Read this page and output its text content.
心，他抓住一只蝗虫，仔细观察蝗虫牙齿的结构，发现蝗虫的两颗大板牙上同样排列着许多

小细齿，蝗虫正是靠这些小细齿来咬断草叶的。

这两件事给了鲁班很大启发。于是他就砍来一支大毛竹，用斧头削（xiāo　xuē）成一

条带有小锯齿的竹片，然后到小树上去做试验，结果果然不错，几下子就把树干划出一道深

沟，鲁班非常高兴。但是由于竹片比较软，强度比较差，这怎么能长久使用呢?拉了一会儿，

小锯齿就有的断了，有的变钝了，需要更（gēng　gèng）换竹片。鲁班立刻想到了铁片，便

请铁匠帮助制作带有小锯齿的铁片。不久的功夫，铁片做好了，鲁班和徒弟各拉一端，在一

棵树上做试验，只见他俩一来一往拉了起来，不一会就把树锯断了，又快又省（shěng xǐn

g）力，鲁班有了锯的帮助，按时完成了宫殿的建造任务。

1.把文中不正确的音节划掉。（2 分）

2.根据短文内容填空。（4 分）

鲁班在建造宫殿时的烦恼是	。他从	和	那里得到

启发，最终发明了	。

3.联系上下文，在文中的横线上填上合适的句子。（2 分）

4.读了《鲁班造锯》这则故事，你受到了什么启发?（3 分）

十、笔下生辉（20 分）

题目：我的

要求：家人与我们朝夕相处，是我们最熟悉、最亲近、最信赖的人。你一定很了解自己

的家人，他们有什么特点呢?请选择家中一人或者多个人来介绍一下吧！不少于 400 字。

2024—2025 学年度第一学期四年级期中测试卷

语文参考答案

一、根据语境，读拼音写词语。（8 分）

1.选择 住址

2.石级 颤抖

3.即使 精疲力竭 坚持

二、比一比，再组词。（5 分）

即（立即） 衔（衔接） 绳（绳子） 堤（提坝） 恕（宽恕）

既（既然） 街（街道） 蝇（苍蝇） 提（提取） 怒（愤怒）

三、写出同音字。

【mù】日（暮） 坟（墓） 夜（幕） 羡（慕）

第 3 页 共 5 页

> [Work to do] Set down all of the records shown above once more, exactly.

> [Exercise output]
Read this page and output its text content.
心，他抓住一只蝗虫，仔细观察蝗虫牙齿的结构，发现蝗虫的两颗大板牙上同样排列着许多

小细齿，蝗虫正是靠这些小细齿来咬断草叶的。

这两件事给了鲁班很大启发。于是他就砍来一支大毛竹，用斧头削（xiāo　xuē）成一

条带有小锯齿的竹片，然后到小树上去做试验，结果果然不错，几下子就把树干划出一道深

沟，鲁班非常高兴。但是由于竹片比较软，强度比较差，这怎么能长久使用呢?拉了一会儿，

小锯齿就有的断了，有的变钝了，需要更（gēng　gèng）换竹片。鲁班立刻想到了铁片，便

请铁匠帮助制作带有小锯齿的铁片。不久的功夫，铁片做好了，鲁班和徒弟各拉一端，在一

棵树上做试验，只见他俩一来一往拉了起来，不一会就把树锯断了，又快又省（shěng xǐn

g）力，鲁班有了锯的帮助，按时完成了宫殿的建造任务。

1.把文中不正确的音节划掉。（2 分）

2.根据短文内容填空。（4 分）

鲁班在建造宫殿时的烦恼是	。他从	和	那里得到

启发，最终发明了	。

3.联系上下文，在文中的横线上填上合适的句子。（2 分）

4.读了《鲁班造锯》这则故事，你受到了什么启发?（3 分）

十、笔下生辉（20 分）

题目：我的

要求：家人与我们朝夕相处，是我们最熟悉、最亲近、最信赖的人。你一定很了解自己

的家人，他们有什么特点呢?请选择家中一人或者多个人来介绍一下吧！不少于 400 字。

2024—2025 学年度第一学期四年级期中测试卷

语文参考答案

一、根据语境，读拼音写词语。（8 分）

1.选择 住址

2.石级 颤抖

3.即使 精疲力竭 坚持

二、比一比，再组词。（5 分）

即（立即） 衔（衔接） 绳（绳子） 堤（提坝） 恕（宽恕）

既（既然） 街（街道） 蝇（苍蝇） 提（提取） 怒（愤怒）

三、写出同音字。

【mù】日（暮） 坟（墓） 夜（幕） 羡（慕）

第 3 页 共 5 页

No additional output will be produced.